### Source data
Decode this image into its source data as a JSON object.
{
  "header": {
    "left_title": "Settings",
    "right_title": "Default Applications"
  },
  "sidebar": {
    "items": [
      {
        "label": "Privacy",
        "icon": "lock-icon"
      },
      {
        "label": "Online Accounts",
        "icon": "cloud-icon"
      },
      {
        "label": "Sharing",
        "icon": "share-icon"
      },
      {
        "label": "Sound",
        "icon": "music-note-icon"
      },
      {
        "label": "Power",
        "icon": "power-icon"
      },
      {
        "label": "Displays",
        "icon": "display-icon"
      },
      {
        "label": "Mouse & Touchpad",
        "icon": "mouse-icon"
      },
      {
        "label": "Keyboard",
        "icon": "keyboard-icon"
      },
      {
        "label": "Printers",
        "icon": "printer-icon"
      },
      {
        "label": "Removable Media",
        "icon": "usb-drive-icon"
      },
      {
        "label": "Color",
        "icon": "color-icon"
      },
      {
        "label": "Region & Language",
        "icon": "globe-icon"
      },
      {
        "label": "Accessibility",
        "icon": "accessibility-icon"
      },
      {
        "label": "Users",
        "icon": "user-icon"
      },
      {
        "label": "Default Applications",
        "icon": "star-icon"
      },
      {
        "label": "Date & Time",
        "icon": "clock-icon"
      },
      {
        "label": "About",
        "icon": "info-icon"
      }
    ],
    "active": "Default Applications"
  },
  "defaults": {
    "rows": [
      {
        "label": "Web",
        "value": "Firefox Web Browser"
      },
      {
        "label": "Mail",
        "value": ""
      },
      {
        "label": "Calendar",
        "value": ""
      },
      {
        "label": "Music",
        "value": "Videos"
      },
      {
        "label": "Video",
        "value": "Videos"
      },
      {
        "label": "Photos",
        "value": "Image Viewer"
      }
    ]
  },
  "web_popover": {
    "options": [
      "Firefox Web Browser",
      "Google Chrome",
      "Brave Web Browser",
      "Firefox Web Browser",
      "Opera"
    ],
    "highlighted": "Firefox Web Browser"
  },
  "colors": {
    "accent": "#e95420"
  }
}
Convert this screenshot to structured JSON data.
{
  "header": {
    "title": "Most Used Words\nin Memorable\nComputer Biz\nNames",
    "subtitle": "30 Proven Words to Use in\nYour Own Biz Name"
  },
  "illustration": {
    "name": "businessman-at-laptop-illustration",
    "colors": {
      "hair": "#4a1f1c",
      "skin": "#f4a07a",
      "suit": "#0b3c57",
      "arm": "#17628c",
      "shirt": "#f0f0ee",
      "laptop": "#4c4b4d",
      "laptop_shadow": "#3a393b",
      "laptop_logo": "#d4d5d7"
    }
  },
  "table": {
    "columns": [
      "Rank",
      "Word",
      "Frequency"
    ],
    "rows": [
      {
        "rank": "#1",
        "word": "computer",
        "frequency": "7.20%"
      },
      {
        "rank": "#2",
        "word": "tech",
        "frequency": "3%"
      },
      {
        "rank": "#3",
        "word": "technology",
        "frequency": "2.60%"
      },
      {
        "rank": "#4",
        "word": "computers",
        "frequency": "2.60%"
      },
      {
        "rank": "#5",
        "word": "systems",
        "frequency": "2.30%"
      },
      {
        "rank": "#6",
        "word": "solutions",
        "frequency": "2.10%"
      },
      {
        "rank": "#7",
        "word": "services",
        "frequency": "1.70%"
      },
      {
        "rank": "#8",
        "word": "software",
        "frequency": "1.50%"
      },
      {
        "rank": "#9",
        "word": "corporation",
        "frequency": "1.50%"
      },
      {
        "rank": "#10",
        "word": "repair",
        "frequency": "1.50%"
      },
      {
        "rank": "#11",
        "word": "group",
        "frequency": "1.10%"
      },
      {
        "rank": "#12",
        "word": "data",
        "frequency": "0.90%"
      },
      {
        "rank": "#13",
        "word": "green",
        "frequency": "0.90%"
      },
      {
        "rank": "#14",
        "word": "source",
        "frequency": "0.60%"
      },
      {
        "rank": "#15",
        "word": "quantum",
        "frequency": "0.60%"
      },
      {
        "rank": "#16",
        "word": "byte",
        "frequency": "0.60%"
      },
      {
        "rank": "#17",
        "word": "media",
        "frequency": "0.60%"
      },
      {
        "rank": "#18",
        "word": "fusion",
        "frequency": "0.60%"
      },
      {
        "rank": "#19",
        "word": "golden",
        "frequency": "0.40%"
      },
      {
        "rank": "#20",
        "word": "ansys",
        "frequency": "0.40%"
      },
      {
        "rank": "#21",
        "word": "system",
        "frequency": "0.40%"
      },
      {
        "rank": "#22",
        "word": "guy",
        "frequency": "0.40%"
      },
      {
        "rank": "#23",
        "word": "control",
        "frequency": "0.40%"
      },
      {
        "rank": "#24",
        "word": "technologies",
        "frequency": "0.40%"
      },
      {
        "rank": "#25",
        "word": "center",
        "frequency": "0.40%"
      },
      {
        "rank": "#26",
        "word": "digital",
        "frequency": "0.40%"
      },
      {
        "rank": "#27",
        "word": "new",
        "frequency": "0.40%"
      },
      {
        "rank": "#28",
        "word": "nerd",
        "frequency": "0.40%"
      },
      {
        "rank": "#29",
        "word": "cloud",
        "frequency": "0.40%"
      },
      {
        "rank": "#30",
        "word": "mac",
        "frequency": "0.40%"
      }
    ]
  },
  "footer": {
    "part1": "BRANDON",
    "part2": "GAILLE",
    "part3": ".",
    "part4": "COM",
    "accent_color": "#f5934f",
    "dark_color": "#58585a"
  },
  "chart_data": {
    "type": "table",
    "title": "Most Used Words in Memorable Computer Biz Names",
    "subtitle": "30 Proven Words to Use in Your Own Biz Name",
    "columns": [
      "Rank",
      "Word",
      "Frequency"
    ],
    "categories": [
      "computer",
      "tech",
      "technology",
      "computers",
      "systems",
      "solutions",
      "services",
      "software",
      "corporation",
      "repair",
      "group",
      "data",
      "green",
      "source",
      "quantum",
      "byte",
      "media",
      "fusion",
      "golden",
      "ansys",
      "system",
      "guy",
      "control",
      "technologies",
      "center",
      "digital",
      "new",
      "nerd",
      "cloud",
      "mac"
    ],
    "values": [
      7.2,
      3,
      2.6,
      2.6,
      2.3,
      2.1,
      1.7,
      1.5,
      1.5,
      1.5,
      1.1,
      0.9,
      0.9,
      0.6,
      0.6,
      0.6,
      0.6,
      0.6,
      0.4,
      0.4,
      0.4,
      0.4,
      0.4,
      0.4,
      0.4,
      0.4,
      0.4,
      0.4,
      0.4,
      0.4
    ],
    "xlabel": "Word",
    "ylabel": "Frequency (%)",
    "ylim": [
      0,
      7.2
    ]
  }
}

### To be done
Your task is to give the records above again, exactly.

### Solution for this task
Decode this image into its source data as a JSON object.
{
  "header": {
    "left_title": "Settings",
    "right_title": "Default Applications"
  },
  "sidebar": {
    "items": [
      {
        "label": "Privacy",
        "icon": "lock-icon"
      },
      {
        "label": "Online Accounts",
        "icon": "cloud-icon"
      },
      {
        "label": "Sharing",
        "icon": "share-icon"
      },
      {
        "label": "Sound",
        "icon": "music-note-icon"
      },
      {
        "label": "Power",
        "icon": "power-icon"
      },
      {
        "label": "Displays",
        "icon": "display-icon"
      },
      {
        "label": "Mouse & Touchpad",
        "icon": "mouse-icon"
      },
      {
        "label": "Keyboard",
        "icon": "keyboard-icon"
      },
      {
        "label": "Printers",
        "icon": "printer-icon"
      },
      {
        "label": "Removable Media",
        "icon": "usb-drive-icon"
      },
      {
        "label": "Color",
        "icon": "color-icon"
      },
      {
        "label": "Region & Language",
        "icon": "globe-icon"
      },
      {
        "label": "Accessibility",
        "icon": "accessibility-icon"
      },
      {
        "label": "Users",
        "icon": "user-icon"
      },
      {
        "label": "Default Applications",
        "icon": "star-icon"
      },
      {
        "label": "Date & Time",
        "icon": "clock-icon"
      },
      {
        "label": "About",
        "icon": "info-icon"
      }
    ],
    "active": "Default Applications"
  },
  "defaults": {
    "rows": [
      {
        "label": "Web",
        "value": "Firefox Web Browser"
      },
      {
        "label": "Mail",
        "value": ""
      },
      {
        "label": "Calendar",
        "value": ""
      },
      {
        "label": "Music",
        "value": "Videos"
      },
      {
        "label": "Video",
        "value": "Videos"
      },
      {
        "label": "Photos",
        "value": "Image Viewer"
      }
    ]
  },
  "web_popover": {
    "options": [
      "Firefox Web Browser",
      "Google Chrome",
      "Brave Web Browser",
      "Firefox Web Browser",
      "Opera"
    ],
    "highlighted": "Firefox Web Browser"
  },
  "colors": {
    "accent": "#e95420"
  }
}
Convert this screenshot to structured JSON data.
{
  "header": {
    "title": "Most Used Words\nin Memorable\nComputer Biz\nNames",
    "subtitle": "30 Proven Words to Use in\nYour Own Biz Name"
  },
  "illustration": {
    "name": "businessman-at-laptop-illustration",
    "colors": {
      "hair": "#4a1f1c",
      "skin": "#f4a07a",
      "suit": "#0b3c57",
      "arm": "#17628c",
      "shirt": "#f0f0ee",
      "laptop": "#4c4b4d",
      "laptop_shadow": "#3a393b",
      "laptop_logo": "#d4d5d7"
    }
  },
  "table": {
    "columns": [
      "Rank",
      "Word",
      "Frequency"
    ],
    "rows": [
      {
        "rank": "#1",
        "word": "computer",
        "frequency": "7.20%"
      },
      {
        "rank": "#2",
        "word": "tech",
        "frequency": "3%"
      },
      {
        "rank": "#3",
        "word": "technology",
        "frequency": "2.60%"
      },
      {
        "rank": "#4",
        "word": "computers",
        "frequency": "2.60%"
      },
      {
        "rank": "#5",
        "word": "systems",
        "frequency": "2.30%"
      },
      {
        "rank": "#6",
        "word": "solutions",
        "frequency": "2.10%"
      },
      {
        "rank": "#7",
        "word": "services",
        "frequency": "1.70%"
      },
      {
        "rank": "#8",
        "word": "software",
        "frequency": "1.50%"
      },
      {
        "rank": "#9",
        "word": "corporation",
        "frequency": "1.50%"
      },
      {
        "rank": "#10",
        "word": "repair",
        "frequency": "1.50%"
      },
      {
        "rank": "#11",
        "word": "group",
        "frequency": "1.10%"
      },
      {
        "rank": "#12",
        "word": "data",
        "frequency": "0.90%"
      },
      {
        "rank": "#13",
        "word": "green",
        "frequency": "0.90%"
      },
      {
        "rank": "#14",
        "word": "source",
        "frequency": "0.60%"
      },
      {
        "rank": "#15",
        "word": "quantum",
        "frequency": "0.60%"
      },
      {
        "rank": "#16",
        "word": "byte",
        "frequency": "0.60%"
      },
      {
        "rank": "#17",
        "word": "media",
        "frequency": "0.60%"
      },
      {
        "rank": "#18",
        "word": "fusion",
        "frequency": "0.60%"
      },
      {
        "rank": "#19",
        "word": "golden",
        "frequency": "0.40%"
      },
      {
        "rank": "#20",
        "word": "ansys",
        "frequency": "0.40%"
      },
      {
        "rank": "#21",
        "word": "system",
        "frequency": "0.40%"
      },
      {
        "rank": "#22",
        "word": "guy",
        "frequency": "0.40%"
      },
      {
        "rank": "#23",
        "word": "control",
        "frequency": "0.40%"
      },
      {
        "rank": "#24",
        "word": "technologies",
        "frequency": "0.40%"
      },
      {
        "rank": "#25",
        "word": "center",
        "frequency": "0.40%"
      },
      {
        "rank": "#26",
        "word": "digital",
        "frequency": "0.40%"
      },
      {
        "rank": "#27",
        "word": "new",
        "frequency": "0.40%"
      },
      {
        "rank": "#28",
        "word": "nerd",
        "frequency": "0.40%"
      },
      {
        "rank": "#29",
        "word": "cloud",
        "frequency": "0.40%"
      },
      {
        "rank": "#30",
        "word": "mac",
        "frequency": "0.40%"
      }
    ]
  },
  "footer": {
    "part1": "BRANDON",
    "part2": "GAILLE",
    "part3": ".",
    "part4": "COM",
    "accent_color": "#f5934f",
    "dark_color": "#58585a"
  },
  "chart_data": {
    "type": "table",
    "title": "Most Used Words in Memorable Computer Biz Names",
    "subtitle": "30 Proven Words to Use in Your Own Biz Name",
    "columns": [
      "Rank",
      "Word",
      "Frequency"
    ],
    "categories": [
      "computer",
      "tech",
      "technology",
      "computers",
      "systems",
      "solutions",
      "services",
      "software",
      "corporation",
      "repair",
      "group",
      "data",
      "green",
      "source",
      "quantum",
      "byte",
      "media",
      "fusion",
      "golden",
      "ansys",
      "system",
      "guy",
      "control",
      "technologies",
      "center",
      "digital",
      "new",
      "nerd",
      "cloud",
      "mac"
    ],
    "values": [
      7.2,
      3,
      2.6,
      2.6,
      2.3,
      2.1,
      1.7,
      1.5,
      1.5,
      1.5,
      1.1,
      0.9,
      0.9,
      0.6,
      0.6,
      0.6,
      0.6,
      0.6,
      0.4,
      0.4,
      0.4,
      0.4,
      0.4,
      0.4,
      0.4,
      0.4,
      0.4,
      0.4,
      0.4,
      0.4
    ],
    "xlabel": "Word",
    "ylabel": "Frequency (%)",
    "ylim": [
      0,
      7.2
    ]
  }
}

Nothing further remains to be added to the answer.